> **Stored items from a collection**:

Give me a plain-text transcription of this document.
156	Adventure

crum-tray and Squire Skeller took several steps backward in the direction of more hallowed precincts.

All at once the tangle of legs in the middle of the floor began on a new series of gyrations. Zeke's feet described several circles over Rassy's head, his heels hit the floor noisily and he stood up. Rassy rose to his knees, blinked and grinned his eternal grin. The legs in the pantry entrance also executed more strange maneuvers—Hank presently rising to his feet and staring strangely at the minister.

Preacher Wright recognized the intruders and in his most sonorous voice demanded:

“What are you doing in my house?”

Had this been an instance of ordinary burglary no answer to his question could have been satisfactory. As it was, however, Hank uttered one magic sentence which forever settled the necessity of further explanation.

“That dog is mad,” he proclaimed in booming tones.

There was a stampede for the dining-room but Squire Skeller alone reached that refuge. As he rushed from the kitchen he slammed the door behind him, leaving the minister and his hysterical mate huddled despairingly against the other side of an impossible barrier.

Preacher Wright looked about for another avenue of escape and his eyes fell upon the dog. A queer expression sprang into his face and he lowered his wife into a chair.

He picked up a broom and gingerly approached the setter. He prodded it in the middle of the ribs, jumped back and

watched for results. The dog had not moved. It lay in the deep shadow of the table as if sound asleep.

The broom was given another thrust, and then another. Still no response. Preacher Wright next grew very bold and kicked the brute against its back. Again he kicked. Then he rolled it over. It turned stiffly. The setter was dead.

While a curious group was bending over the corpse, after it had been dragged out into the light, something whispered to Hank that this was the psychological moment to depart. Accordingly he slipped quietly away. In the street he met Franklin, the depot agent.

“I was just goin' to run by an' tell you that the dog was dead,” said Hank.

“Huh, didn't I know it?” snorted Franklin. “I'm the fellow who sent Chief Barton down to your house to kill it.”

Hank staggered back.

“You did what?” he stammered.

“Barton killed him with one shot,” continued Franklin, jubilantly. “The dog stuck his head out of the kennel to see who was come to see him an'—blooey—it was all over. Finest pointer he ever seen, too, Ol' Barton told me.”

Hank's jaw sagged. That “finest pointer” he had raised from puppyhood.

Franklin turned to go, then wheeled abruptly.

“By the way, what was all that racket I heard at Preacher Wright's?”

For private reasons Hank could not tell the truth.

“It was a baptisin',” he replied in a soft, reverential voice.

> **Aim**: Identify the lines above with the word "more". Copy them.

> **Solution for this exercise**:
crum-tray and Squire Skeller took several steps backward in the direction of more hallowed precincts.
All at once the tangle of legs in the middle of the floor began on a new series of gyrations. Zeke's feet described several circles over Rassy's head, his heels hit the floor noisily and he stood up. Rassy rose to his knees, blinked and grinned his eternal grin. The legs in the pantry entrance also executed more strange maneuvers—Hank presently rising to his feet and staring strangely at the minister.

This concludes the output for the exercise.